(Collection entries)
::::::

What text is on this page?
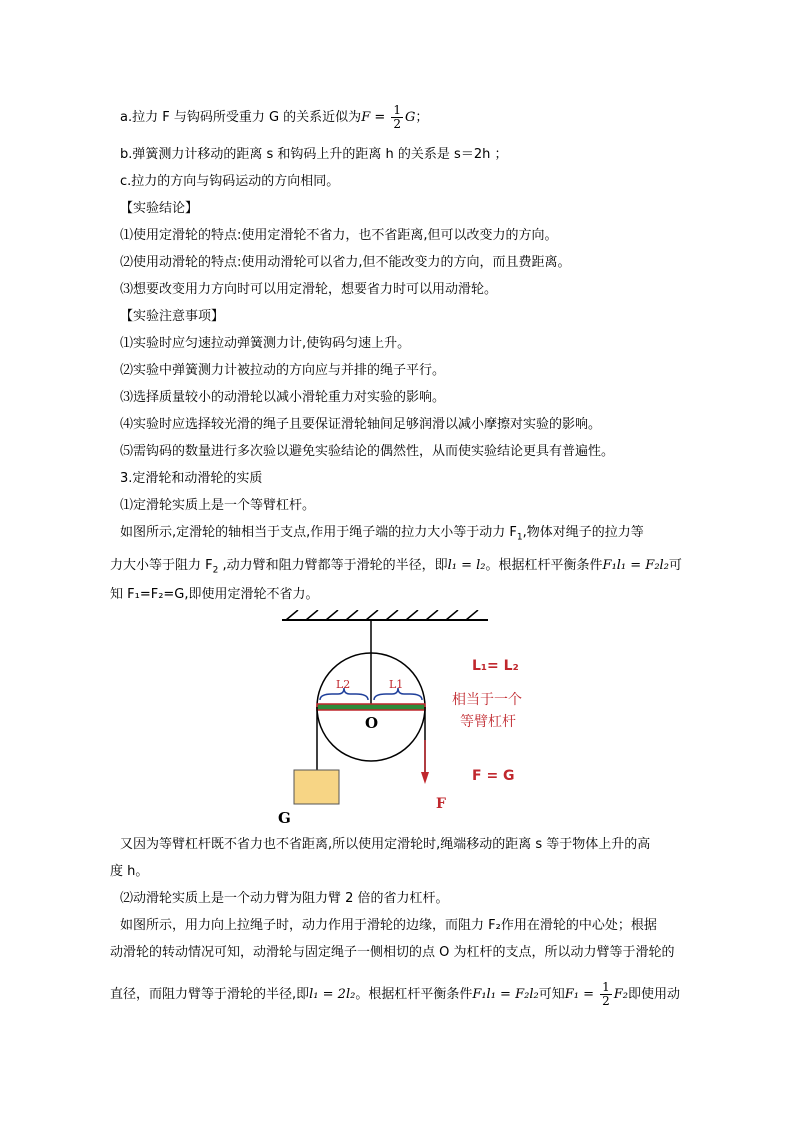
a.拉力 F 与钩码所受重力 G 的关系近似为$F = \frac{1}{2}$ G；
b.弹簧测力计移动的距离 s 和钩码上升的距离 h 的关系是 s＝2h ；
c.拉力的方向与钩码运动的方向相同。
【实验结论】
⑴使用定滑轮的特点:使用定滑轮不省力，也不省距离,但可以改变力的方向。
⑵使用动滑轮的特点:使用动滑轮可以省力,但不能改变力的方向，而且费距离。
⑶想要改变用力方向时可以用定滑轮，想要省力时可以用动滑轮。
【实验注意事项】
⑴实验时应匀速拉动弹簧测力计,使钩码匀速上升。
⑵实验中弹簧测力计被拉动的方向应与并排的绳子平行。
⑶选择质量较小的动滑轮以减小滑轮重力对实验的影响。
⑷实验时应选择较光滑的绳子且要保证滑轮轴间足够润滑以减小摩擦对实验的影响。
⑸需钩码的数量进行多次验以避免实验结论的偶然性，从而使实验结论更具有普遍性。
3.定滑轮和动滑轮的实质
⑴定滑轮实质上是一个等臂杠杆。
如图所示,定滑轮的轴相当于支点,作用于绳子端的拉力大小等于动力 $F_1$,物体对绳子的拉力等
力大小等于阻力 $F_2$ ,动力臂和阻力臂都等于滑轮的半径，即l₁ = l₂。根据杠杆平衡条件F₁l₁ = F₂l₂可
知 F₁=F₂=G,即使用定滑轮不省力。
L2	L1
O
G
F
L₁= L₂
相当于一个
等臂杠杆
F = G
又因为等臂杠杆既不省力也不省距离,所以使用定滑轮时,绳端移动的距离 s 等于物体上升的高
度 h。
⑵动滑轮实质上是一个动力臂为阻力臂 2 倍的省力杠杆。
如图所示，用力向上拉绳子时，动力作用于滑轮的边缘，而阻力 F₂作用在滑轮的中心处；根据
动滑轮的转动情况可知，动滑轮与固定绳子一侧相切的点 O 为杠杆的支点，所以动力臂等于滑轮的
直径，而阻力臂等于滑轮的半径,即l₁ = 2l₂。根据杠杆平衡条件F₁l₁ = F₂l₂可知$F_1 = \frac{1}{2} F_2$即使用动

::::::

• Challenge:
Strip out the pictures and quote the remaining data word for word.

• The reply:
What text is on this page?
a.拉力 F 与钩码所受重力 G 的关系近似为$F = \frac{1}{2}$ G；
b.弹簧测力计移动的距离 s 和钩码上升的距离 h 的关系是 s＝2h ；
c.拉力的方向与钩码运动的方向相同。
【实验结论】
⑴使用定滑轮的特点:使用定滑轮不省力，也不省距离,但可以改变力的方向。
⑵使用动滑轮的特点:使用动滑轮可以省力,但不能改变力的方向，而且费距离。
⑶想要改变用力方向时可以用定滑轮，想要省力时可以用动滑轮。
【实验注意事项】
⑴实验时应匀速拉动弹簧测力计,使钩码匀速上升。
⑵实验中弹簧测力计被拉动的方向应与并排的绳子平行。
⑶选择质量较小的动滑轮以减小滑轮重力对实验的影响。
⑷实验时应选择较光滑的绳子且要保证滑轮轴间足够润滑以减小摩擦对实验的影响。
⑸需钩码的数量进行多次验以避免实验结论的偶然性，从而使实验结论更具有普遍性。
3.定滑轮和动滑轮的实质
⑴定滑轮实质上是一个等臂杠杆。
如图所示,定滑轮的轴相当于支点,作用于绳子端的拉力大小等于动力 $F_1$,物体对绳子的拉力等
力大小等于阻力 $F_2$ ,动力臂和阻力臂都等于滑轮的半径，即l₁ = l₂。根据杠杆平衡条件F₁l₁ = F₂l₂可
知 F₁=F₂=G,即使用定滑轮不省力。
L2	L1
O
G
F
L₁= L₂
相当于一个
等臂杠杆
F = G
又因为等臂杠杆既不省力也不省距离,所以使用定滑轮时,绳端移动的距离 s 等于物体上升的高
度 h。
⑵动滑轮实质上是一个动力臂为阻力臂 2 倍的省力杠杆。
如图所示，用力向上拉绳子时，动力作用于滑轮的边缘，而阻力 F₂作用在滑轮的中心处；根据
动滑轮的转动情况可知，动滑轮与固定绳子一侧相切的点 O 为杠杆的支点，所以动力臂等于滑轮的
直径，而阻力臂等于滑轮的半径,即l₁ = 2l₂。根据杠杆平衡条件F₁l₁ = F₂l₂可知$F_1 = \frac{1}{2} F_2$即使用动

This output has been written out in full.